>> Begin EXCERPTED PASSAGE
We've been learning quite a bit about the "large-scale structure of the universe" lately.

The more up-to-date textbooks mentioned "island universes" when I was in high school. These days they're called galaxies, astronomers have been mapping galactic clusters and superclusters, which form walls and filaments of superclusters.

The universe we're in is huge and almost unimaginably ancient: which gives some folks conniptions. I don't mind a bit, and that's another topic. (September 26, 2014; July 15, 2014)

We've been studying 'light' — microwave frequencies, actually — from the edge of the observable universe, some 46,000,000,000 light years away 'now.' (June 14, 2015)

Those light quanta have been heading our way since this universe cooled down enough to be transparent, some 380,000 years after the Big Bang.

The Big Bang was only 13,798,000,000 years ago, give or take 37,000,000. Light — radiation of any sort that we know of — travels at the speed of light. But the edge of the observable universe is about 46,000,000,000 light years away because this universe is still expanding.

Oddly enough, that expansion is speeding up, and that's yet another topic. (April 17, 2015)

That gets me back to what the Inter-University Institute for Data Intensive Astronomy's Taylor said about "...primordial mass fluctuations that seeded the creation of the large-scale structure of the universe...."

Sort of.

Black Holes and the Universe


We've been learning that big galaxies generally have really big black holes in the middle. Stuff falling toward those black holes forms an accretion disk, sort of a scaled-up version of what forms around new(ish) stars. (November 14, 2014)

That accretion disk spins — like pretty much everything else in this universe, it's a physics thing. Stuff in some accretion disks spins really fast: close to the speed of light.

When that happens, jets of stuff shoot out, parallel to the disk's spin axis. Scientists are still figuring out exactly how that works.

Pierre-Simon Laplace figured that the escape velocity for very massive stars might be greater than the speed of light, John Michell wrote about "dark stars" in 1783.

Karl Schwarzschild worked out the math for what we call the Schwarzschild radius in 1915, David Finkelstein and Charles W. Misner noticed a topological defect in the gravitational metric — that was in 1958.
>> End EXCERPTED PASSAGE
>> Begin PROVIDED MATERIAL
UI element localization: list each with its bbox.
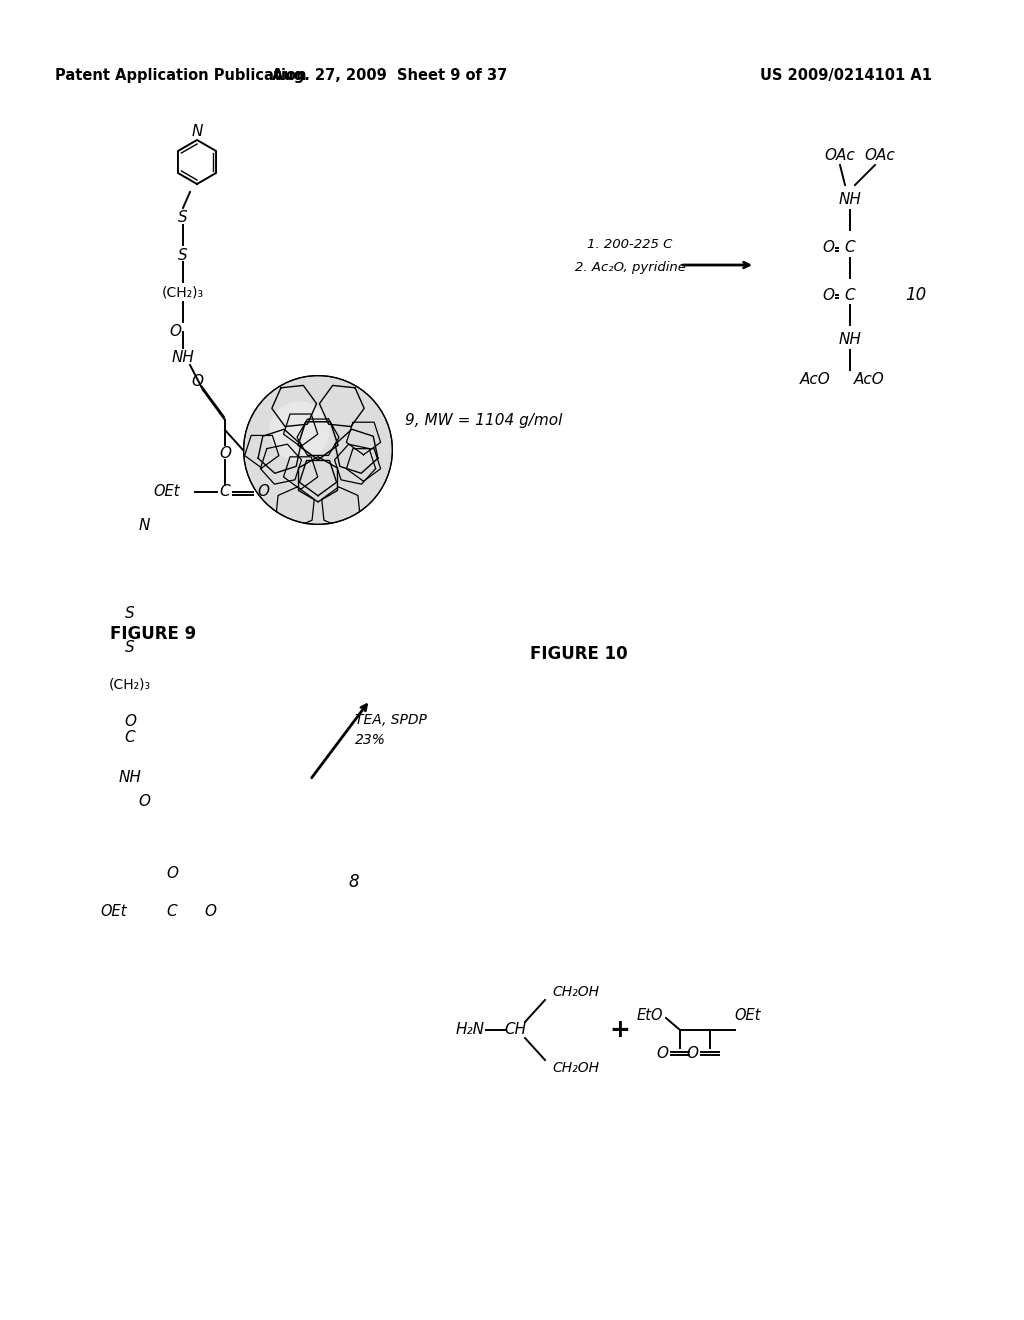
>> End PROVIDED MATERIAL
**EXERCISE INSTRUCTIONS**:
- 1) In the astronomy excerpt, in what year did John Michell write about "dark stars"?
- 2) Write out the part of the astronomy excerpt starting at "The universe we're" and ending at "(June 14, 2015)".
- 3) How would you translate this sentence from the astronomy excerpt into Spanish: "Those light quanta have been heading our way since this universe cooled down enough to be transparent, some 380,000 years after the Big Bang."

**PER-TASK ANSWERS**:
- 1) 1783

- 2)
The universe we're in is huge and almost unimaginably ancient: which gives some folks conniptions. I don't mind a bit, and that's another topic. (September 26, 2014; July 15, 2014)

We've been studying 'light' — microwave frequencies, actually — from the edge of the observable universe, some 46,000,000,000 light years away 'now.' (June 14, 2015)

- 3) Esos cuantos de luz han estado viniendo hacia nosotros desde que este universo se enfrió lo suficiente como para volverse transparente, unos 380.000 años después del Big Bang.